=== Data rows ===

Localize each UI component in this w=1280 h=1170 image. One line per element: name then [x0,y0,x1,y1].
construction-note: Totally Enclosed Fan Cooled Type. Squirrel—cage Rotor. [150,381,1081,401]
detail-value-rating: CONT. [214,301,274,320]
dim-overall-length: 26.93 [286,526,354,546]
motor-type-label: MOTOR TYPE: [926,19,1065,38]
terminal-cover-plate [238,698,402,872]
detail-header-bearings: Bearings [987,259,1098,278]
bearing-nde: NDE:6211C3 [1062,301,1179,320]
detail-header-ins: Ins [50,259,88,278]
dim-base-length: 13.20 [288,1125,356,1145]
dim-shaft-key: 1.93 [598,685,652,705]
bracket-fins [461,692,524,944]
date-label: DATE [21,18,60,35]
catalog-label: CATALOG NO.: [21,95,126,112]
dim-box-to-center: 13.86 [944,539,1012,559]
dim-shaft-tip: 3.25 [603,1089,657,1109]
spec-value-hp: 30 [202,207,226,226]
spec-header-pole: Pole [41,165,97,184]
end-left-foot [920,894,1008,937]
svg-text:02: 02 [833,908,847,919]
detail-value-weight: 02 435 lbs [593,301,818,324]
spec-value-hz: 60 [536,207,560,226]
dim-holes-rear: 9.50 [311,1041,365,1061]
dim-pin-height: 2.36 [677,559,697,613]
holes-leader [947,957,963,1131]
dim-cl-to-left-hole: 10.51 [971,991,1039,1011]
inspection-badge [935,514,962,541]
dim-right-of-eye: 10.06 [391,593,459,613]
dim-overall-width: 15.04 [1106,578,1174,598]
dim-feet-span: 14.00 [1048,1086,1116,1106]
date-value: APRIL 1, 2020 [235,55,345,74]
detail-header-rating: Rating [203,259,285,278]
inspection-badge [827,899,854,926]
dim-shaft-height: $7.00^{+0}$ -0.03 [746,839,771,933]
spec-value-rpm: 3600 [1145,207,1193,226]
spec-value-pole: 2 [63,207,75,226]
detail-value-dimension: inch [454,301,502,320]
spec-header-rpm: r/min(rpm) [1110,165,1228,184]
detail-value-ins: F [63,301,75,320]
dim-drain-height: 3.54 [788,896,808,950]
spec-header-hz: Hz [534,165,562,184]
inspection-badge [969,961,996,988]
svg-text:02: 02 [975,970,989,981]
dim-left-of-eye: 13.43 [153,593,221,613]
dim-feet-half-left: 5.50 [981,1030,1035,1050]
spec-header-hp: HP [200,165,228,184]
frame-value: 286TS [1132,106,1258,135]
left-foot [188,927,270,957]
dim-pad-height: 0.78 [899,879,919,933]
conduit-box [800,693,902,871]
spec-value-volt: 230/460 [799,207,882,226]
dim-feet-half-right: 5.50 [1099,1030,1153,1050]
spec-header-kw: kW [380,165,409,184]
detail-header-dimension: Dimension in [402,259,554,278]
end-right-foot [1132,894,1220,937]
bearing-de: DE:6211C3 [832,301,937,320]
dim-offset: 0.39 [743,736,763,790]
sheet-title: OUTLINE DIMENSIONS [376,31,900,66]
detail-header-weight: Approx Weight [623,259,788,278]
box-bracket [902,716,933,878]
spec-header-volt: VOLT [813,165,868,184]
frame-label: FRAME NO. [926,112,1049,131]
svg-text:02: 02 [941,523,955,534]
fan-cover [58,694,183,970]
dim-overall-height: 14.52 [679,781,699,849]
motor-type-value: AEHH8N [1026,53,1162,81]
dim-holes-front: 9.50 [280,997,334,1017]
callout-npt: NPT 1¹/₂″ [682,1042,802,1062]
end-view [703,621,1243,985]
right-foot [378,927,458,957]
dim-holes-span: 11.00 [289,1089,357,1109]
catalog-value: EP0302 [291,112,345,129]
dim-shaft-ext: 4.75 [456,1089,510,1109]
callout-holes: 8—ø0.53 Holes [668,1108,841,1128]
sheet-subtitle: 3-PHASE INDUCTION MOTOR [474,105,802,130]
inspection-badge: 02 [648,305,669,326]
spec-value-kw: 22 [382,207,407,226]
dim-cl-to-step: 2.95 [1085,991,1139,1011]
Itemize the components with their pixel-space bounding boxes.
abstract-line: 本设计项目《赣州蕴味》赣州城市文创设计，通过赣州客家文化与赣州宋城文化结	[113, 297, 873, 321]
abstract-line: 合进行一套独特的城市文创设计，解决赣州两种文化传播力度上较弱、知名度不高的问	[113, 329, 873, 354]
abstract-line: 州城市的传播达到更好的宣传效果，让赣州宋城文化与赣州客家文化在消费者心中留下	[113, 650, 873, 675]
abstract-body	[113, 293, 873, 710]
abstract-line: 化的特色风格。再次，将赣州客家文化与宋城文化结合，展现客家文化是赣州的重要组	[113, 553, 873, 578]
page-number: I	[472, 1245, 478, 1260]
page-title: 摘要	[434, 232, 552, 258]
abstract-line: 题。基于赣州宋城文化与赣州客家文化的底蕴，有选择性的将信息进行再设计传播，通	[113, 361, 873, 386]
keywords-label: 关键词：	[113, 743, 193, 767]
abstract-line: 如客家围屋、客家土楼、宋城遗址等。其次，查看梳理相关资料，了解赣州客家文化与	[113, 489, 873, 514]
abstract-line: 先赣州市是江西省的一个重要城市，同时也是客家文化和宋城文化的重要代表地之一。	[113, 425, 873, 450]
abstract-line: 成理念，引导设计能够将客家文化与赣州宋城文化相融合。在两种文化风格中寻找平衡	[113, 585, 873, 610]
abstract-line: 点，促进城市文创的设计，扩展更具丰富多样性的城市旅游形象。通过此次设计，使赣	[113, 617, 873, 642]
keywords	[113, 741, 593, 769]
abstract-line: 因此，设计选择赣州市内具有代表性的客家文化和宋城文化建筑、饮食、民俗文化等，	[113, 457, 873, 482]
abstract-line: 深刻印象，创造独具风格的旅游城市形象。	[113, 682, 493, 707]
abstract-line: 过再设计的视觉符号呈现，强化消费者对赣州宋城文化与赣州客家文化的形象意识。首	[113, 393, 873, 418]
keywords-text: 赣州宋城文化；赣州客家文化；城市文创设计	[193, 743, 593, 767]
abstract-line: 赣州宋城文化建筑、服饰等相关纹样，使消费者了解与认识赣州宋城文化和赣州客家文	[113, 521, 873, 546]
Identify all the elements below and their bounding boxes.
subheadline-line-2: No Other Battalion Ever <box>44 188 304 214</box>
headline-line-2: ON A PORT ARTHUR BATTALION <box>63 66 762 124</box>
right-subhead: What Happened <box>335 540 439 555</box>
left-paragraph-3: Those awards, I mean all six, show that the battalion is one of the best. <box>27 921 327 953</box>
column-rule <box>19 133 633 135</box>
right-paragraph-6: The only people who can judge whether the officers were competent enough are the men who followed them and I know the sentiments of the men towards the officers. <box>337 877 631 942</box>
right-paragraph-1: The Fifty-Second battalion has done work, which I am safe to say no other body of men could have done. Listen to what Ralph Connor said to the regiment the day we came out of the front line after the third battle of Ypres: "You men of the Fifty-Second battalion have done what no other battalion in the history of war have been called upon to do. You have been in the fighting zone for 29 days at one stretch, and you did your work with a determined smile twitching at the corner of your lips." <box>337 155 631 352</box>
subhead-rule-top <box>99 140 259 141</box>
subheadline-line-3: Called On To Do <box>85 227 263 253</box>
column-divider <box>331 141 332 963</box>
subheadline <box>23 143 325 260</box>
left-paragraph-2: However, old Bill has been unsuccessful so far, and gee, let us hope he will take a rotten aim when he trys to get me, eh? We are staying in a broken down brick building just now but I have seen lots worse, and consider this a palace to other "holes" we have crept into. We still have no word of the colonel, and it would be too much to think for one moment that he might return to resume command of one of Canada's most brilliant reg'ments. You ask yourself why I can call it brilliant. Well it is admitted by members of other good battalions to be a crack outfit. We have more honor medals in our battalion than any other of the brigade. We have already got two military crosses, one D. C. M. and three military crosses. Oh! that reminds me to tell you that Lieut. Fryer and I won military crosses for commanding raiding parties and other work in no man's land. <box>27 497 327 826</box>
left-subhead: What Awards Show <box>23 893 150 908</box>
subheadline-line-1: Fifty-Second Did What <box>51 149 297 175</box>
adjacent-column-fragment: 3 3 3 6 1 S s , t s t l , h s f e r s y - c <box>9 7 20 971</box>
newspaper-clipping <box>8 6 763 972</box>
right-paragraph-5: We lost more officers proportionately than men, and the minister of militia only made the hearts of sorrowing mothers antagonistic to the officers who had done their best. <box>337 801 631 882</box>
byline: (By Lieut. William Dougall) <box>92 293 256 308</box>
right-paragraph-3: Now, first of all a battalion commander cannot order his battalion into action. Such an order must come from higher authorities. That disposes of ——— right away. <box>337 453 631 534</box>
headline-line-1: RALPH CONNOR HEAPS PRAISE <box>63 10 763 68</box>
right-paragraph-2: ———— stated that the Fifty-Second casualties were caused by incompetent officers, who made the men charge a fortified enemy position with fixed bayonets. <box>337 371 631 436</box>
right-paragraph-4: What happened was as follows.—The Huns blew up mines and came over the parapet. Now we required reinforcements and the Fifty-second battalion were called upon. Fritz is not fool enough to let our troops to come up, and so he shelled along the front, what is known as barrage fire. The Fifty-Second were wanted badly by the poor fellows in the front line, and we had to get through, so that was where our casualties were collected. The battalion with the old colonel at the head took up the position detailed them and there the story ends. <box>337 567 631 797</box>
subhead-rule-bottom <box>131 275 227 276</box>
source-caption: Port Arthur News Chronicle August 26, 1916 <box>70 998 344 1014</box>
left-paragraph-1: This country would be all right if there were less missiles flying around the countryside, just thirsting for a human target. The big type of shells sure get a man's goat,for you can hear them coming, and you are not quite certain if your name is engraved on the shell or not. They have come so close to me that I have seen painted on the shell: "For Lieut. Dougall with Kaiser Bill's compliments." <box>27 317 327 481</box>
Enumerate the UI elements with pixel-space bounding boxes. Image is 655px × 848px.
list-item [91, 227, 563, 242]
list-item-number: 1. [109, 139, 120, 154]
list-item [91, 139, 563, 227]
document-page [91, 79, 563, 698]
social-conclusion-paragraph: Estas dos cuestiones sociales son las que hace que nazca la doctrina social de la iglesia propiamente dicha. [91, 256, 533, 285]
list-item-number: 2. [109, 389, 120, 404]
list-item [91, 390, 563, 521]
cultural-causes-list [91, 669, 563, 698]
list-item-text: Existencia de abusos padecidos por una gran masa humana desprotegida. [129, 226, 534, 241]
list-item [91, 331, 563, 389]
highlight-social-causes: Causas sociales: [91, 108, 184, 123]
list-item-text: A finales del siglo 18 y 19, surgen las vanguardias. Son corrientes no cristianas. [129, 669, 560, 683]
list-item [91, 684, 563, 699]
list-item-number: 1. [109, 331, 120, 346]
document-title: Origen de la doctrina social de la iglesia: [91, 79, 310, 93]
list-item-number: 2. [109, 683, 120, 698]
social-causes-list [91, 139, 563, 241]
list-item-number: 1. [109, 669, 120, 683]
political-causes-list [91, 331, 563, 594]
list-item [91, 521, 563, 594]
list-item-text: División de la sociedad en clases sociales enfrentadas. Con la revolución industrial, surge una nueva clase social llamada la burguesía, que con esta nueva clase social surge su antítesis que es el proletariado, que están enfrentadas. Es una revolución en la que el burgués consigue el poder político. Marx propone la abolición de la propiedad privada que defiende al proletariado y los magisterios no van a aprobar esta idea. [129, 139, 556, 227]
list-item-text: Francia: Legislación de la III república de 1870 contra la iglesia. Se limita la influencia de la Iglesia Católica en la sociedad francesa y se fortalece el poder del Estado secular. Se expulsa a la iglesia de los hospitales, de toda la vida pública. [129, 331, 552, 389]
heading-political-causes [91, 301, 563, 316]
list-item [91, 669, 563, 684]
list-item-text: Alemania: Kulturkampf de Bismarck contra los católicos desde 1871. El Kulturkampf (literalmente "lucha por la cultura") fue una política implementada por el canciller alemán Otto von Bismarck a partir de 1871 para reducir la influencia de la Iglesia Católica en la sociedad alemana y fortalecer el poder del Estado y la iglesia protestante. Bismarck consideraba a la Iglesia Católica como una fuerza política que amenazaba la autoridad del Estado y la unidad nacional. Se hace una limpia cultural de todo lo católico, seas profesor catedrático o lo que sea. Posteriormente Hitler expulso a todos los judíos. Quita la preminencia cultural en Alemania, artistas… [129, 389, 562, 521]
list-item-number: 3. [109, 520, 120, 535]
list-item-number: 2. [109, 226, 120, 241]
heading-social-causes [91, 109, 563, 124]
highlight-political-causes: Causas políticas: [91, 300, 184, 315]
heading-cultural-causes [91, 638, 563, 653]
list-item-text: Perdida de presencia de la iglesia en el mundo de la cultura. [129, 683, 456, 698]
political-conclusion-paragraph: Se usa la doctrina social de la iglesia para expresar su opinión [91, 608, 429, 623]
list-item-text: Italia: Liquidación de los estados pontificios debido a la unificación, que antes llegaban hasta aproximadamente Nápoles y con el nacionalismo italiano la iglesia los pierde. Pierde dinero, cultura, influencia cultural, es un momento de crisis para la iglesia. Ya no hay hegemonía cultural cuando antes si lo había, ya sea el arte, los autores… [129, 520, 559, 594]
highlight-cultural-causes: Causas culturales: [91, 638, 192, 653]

===

Task to complete
Which lines in the records above contain the string "pixel"? Copy each of them, counting only matches with the same case.

The result
Itemize the components with their pixel-space bounding boxes.
Enumerate the UI elements with pixel-space bounding boxes. Image is 655px × 848px.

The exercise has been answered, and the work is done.